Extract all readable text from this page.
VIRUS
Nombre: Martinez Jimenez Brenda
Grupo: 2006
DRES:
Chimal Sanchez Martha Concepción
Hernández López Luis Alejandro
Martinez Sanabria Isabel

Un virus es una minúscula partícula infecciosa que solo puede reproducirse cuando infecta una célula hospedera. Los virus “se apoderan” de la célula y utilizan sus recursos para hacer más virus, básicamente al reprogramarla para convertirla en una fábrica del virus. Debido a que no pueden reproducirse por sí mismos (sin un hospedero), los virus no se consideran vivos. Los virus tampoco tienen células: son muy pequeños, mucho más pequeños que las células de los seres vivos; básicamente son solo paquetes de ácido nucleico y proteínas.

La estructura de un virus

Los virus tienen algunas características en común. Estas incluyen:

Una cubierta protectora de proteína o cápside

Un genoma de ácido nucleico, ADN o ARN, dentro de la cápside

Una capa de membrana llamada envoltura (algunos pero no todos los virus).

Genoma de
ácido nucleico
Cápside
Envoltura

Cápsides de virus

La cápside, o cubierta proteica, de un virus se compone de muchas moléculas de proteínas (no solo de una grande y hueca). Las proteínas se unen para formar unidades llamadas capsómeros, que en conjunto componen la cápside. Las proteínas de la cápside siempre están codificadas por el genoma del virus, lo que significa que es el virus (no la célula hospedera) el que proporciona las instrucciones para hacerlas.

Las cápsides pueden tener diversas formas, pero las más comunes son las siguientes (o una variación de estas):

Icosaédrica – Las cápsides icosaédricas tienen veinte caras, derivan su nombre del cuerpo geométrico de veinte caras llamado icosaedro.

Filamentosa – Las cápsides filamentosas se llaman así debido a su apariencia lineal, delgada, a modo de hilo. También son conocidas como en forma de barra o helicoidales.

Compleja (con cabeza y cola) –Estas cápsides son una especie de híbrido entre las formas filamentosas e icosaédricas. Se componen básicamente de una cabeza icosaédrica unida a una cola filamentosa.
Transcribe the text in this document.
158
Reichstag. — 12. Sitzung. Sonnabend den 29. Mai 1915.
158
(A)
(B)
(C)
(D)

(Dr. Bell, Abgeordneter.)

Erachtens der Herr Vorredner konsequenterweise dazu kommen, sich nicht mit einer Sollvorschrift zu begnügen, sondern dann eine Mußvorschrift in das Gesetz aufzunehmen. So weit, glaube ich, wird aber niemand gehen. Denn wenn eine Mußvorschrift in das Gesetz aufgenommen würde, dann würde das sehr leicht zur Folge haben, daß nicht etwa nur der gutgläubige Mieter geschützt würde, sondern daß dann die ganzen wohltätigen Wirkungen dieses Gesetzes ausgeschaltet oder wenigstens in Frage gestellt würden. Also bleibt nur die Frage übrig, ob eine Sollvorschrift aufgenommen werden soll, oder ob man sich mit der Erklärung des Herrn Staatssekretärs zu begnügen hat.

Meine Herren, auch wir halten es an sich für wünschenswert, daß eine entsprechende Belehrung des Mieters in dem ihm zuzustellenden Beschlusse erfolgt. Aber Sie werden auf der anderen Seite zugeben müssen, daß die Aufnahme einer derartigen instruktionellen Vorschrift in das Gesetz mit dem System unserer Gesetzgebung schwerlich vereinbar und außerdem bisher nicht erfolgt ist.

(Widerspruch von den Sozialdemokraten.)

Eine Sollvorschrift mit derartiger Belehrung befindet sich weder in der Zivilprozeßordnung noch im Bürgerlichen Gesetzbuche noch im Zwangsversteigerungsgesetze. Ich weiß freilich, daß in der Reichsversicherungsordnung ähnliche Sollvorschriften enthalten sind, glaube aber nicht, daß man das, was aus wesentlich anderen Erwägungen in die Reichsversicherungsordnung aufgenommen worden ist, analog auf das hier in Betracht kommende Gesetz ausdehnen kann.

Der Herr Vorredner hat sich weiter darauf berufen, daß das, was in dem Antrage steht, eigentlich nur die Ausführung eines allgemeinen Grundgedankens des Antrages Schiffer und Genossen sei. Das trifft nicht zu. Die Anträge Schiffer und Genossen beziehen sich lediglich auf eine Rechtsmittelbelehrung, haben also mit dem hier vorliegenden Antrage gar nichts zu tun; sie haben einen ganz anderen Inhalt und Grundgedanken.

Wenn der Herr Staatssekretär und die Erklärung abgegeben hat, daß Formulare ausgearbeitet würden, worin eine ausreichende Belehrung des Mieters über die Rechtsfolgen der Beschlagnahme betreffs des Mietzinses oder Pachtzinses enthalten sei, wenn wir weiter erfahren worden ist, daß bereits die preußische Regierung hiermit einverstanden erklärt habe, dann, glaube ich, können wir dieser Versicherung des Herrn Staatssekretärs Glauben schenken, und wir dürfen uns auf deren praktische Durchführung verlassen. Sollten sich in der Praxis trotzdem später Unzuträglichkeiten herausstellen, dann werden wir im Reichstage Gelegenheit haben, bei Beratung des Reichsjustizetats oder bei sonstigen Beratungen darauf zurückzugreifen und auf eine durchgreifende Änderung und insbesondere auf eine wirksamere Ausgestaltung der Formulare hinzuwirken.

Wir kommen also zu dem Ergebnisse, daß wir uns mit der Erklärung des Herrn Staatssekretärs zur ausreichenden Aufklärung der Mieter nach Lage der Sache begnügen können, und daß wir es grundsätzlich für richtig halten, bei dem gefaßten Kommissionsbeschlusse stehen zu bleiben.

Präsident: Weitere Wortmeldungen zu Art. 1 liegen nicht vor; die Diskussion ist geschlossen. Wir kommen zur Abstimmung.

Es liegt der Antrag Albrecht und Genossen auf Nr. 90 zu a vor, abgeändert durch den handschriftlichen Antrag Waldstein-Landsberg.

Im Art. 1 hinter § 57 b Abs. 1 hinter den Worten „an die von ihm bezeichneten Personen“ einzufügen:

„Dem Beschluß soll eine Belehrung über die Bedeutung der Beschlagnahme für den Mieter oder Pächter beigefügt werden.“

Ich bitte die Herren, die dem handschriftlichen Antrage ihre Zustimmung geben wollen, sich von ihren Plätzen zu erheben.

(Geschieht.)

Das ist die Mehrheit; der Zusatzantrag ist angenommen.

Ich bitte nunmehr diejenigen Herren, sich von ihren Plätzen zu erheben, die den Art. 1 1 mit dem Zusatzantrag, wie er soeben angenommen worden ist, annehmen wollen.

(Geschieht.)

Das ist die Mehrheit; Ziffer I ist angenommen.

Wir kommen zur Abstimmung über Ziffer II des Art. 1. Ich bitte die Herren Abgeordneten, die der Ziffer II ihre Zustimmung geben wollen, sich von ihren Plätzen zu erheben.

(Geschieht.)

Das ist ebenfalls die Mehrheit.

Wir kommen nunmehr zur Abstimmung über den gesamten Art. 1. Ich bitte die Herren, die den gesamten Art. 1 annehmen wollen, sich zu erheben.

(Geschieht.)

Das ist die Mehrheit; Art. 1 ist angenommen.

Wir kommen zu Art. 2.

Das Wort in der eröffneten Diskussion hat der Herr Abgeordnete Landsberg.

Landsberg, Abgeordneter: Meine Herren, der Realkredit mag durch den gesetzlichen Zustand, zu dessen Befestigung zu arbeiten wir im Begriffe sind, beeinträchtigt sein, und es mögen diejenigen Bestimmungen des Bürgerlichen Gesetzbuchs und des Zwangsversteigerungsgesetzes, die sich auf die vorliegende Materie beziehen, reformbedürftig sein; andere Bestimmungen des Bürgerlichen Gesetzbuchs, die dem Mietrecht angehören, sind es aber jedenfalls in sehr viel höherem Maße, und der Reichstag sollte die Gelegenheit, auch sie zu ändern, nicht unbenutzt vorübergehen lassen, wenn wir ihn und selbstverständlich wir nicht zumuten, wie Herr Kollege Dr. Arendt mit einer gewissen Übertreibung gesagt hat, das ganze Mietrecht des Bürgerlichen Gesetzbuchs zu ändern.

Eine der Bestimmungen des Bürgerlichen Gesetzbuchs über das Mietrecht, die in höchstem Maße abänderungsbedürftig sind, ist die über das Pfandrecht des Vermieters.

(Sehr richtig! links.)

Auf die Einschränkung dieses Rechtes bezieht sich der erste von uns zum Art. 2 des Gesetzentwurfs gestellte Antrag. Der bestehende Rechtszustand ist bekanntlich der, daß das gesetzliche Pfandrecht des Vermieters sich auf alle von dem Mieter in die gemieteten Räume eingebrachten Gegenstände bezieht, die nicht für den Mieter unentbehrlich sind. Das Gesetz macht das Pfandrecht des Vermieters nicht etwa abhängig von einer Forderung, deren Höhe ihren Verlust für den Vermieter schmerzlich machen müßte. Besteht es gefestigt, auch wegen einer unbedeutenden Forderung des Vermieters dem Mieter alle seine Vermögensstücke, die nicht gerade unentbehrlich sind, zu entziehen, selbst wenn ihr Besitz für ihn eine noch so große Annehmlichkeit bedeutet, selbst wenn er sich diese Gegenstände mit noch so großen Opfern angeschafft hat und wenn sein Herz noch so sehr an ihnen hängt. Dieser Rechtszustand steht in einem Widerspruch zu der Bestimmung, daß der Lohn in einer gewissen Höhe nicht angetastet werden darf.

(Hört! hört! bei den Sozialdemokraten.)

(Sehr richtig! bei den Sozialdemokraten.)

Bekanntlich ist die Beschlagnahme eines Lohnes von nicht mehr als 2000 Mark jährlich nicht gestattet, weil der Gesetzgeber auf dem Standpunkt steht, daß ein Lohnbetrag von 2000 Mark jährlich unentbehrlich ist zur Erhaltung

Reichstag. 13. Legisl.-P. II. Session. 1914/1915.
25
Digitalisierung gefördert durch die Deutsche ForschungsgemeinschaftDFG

TASK GOAL >> Look through the entries. Copy out each line with "this" in it.

RESPONSE AREA >>
Extract all readable text from this page.
Transcribe the text in this document.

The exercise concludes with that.